[What needs to be done]
Tally the lines of the listing that contain the string "screenshot". Give the number and nothing else.

⟨

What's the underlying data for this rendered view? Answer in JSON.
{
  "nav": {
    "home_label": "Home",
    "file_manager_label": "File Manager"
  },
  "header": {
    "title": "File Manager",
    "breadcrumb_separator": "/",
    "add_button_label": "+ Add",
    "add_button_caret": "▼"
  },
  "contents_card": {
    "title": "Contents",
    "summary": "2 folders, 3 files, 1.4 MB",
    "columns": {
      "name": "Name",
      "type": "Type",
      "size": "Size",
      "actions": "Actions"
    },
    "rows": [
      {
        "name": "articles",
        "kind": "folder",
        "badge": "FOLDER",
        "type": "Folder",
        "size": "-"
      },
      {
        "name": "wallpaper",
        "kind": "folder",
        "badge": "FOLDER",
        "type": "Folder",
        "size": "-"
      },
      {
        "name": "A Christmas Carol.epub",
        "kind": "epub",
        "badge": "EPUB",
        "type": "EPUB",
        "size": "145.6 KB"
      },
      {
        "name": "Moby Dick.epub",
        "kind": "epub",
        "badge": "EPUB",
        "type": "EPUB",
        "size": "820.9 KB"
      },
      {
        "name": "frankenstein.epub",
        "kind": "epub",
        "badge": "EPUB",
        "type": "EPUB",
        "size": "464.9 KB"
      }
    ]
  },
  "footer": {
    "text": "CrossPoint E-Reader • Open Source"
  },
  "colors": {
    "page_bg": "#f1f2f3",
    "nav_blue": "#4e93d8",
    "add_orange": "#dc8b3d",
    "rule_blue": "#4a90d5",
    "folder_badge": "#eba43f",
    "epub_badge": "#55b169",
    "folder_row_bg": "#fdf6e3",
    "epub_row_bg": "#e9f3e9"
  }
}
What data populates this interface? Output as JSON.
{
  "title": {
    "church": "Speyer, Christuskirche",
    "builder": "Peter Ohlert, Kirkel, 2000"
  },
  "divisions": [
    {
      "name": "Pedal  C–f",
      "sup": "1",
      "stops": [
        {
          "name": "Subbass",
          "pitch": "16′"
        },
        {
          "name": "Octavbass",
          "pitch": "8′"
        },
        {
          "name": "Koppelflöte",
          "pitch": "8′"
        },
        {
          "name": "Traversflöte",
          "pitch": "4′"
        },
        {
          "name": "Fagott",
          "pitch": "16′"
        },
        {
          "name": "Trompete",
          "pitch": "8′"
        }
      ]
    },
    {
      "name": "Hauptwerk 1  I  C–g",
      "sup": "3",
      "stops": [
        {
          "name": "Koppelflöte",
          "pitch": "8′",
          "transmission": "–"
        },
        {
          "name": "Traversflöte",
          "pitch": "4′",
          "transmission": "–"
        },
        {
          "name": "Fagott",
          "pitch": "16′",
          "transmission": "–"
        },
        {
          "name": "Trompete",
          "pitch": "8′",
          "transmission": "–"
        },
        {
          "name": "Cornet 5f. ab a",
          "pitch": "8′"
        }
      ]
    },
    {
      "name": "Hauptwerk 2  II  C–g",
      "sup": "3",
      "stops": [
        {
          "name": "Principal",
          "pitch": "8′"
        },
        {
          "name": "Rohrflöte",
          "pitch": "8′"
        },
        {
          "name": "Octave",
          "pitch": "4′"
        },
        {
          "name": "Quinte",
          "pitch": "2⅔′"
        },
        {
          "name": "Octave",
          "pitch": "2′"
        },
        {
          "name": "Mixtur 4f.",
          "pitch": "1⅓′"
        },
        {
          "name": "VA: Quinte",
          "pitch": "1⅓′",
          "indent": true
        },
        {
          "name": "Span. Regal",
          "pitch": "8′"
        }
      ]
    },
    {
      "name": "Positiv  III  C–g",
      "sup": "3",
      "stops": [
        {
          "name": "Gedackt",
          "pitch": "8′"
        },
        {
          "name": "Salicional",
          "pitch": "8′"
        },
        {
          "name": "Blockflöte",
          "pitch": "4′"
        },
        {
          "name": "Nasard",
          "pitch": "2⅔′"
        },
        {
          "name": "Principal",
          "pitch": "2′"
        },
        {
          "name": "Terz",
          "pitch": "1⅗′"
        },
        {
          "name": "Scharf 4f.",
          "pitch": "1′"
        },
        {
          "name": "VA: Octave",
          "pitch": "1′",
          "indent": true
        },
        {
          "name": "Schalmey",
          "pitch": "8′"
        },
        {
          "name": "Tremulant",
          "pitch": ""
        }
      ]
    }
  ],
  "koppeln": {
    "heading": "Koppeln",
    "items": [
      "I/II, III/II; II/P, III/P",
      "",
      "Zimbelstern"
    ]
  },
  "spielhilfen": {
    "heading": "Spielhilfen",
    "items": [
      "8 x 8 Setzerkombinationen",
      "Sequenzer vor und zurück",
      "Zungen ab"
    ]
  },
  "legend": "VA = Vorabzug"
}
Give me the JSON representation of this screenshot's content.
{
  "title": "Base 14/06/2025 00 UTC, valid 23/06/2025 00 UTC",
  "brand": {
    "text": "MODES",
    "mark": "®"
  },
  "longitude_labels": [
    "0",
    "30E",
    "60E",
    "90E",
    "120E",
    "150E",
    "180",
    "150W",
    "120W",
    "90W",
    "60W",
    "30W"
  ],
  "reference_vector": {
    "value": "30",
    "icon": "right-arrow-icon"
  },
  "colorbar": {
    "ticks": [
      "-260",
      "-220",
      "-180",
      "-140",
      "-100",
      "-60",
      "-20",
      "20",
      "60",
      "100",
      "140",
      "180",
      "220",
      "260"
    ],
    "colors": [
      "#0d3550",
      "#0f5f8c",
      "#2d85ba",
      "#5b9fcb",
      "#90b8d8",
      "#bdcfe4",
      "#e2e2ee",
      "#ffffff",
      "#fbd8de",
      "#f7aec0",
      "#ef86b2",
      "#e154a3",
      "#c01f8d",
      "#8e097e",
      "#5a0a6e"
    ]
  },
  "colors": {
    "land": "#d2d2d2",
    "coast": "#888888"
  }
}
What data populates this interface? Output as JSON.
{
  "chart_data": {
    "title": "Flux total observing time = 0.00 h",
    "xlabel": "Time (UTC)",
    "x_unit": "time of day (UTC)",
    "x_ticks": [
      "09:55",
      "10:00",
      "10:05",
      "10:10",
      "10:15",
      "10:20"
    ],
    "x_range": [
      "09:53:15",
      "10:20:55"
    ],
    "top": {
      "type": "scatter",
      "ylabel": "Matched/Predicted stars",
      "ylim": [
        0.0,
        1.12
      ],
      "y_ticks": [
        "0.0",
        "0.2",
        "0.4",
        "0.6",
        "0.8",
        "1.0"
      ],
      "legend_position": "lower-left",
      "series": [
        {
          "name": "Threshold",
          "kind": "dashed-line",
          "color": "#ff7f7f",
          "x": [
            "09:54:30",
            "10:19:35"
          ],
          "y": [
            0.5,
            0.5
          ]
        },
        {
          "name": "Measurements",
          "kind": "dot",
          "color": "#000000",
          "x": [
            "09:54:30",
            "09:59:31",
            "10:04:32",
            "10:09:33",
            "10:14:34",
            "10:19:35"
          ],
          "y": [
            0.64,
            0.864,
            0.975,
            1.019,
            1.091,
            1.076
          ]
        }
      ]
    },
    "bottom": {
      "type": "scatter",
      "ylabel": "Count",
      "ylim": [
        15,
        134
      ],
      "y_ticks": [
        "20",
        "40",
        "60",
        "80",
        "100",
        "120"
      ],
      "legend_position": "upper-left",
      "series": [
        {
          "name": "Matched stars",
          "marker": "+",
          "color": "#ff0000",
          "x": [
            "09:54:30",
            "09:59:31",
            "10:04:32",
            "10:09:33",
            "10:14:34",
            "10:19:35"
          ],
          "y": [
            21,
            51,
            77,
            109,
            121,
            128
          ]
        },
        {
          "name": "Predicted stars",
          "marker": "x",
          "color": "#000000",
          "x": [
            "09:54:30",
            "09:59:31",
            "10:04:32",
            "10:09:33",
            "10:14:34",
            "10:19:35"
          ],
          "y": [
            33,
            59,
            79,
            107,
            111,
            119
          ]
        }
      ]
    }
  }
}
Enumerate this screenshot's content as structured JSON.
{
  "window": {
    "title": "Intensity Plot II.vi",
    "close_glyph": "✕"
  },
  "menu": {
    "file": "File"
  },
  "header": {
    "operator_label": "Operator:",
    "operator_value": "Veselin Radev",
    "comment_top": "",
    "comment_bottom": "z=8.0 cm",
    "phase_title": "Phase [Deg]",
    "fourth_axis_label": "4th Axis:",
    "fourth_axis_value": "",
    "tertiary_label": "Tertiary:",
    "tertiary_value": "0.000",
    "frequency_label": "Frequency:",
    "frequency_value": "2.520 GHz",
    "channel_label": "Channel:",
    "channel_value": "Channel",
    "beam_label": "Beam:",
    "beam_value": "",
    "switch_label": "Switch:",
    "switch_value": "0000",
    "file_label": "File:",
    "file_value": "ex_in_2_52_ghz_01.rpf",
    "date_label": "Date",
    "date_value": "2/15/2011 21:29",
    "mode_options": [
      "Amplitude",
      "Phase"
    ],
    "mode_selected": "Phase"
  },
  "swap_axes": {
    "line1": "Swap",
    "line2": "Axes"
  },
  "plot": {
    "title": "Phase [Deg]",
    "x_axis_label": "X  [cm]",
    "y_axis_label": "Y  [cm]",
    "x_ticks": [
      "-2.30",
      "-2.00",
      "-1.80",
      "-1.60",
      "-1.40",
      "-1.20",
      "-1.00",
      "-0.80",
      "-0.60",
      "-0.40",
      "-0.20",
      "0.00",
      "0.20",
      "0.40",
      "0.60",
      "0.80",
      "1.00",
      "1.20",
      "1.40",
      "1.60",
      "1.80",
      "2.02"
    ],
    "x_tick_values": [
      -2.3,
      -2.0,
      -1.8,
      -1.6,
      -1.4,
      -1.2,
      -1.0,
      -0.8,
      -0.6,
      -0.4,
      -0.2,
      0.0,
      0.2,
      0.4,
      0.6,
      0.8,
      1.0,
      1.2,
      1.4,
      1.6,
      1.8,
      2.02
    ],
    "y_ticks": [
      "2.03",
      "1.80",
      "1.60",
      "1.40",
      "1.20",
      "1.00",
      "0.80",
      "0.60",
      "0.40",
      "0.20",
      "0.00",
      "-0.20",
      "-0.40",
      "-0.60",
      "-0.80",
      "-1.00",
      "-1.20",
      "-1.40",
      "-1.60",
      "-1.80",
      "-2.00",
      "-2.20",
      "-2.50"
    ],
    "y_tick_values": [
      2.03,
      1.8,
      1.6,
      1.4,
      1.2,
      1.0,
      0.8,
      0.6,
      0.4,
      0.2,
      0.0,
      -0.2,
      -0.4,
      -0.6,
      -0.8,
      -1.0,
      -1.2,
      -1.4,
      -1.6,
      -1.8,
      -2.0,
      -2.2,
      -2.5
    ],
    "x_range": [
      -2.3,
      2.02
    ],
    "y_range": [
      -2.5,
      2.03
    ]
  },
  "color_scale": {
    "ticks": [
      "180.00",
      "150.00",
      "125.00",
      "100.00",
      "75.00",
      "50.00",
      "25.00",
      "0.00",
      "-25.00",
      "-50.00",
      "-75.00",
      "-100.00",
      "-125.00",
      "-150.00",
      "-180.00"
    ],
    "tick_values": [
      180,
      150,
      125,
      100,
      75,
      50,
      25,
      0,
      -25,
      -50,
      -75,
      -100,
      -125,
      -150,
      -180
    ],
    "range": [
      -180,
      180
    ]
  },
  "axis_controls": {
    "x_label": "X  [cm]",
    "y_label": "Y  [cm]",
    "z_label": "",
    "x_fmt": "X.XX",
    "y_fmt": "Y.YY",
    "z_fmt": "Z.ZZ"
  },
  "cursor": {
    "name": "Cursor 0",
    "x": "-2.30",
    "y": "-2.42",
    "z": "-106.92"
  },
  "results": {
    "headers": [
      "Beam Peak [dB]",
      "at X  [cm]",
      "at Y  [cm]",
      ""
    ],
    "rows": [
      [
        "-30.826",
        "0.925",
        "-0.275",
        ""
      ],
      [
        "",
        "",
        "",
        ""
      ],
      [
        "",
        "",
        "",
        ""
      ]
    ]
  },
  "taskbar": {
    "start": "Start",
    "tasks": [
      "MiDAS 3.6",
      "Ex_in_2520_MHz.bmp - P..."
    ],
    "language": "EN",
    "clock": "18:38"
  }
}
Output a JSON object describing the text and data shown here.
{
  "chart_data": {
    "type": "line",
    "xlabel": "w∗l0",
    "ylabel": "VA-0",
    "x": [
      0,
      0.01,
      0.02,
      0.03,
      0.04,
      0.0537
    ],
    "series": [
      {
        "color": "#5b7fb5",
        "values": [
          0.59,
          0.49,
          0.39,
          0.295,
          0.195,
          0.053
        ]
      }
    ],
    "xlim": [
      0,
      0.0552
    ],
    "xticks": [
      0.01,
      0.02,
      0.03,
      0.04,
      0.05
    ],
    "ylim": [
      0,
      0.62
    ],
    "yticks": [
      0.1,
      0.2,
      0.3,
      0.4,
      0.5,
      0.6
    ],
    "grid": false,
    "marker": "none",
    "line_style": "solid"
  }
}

⟩

[In response]
2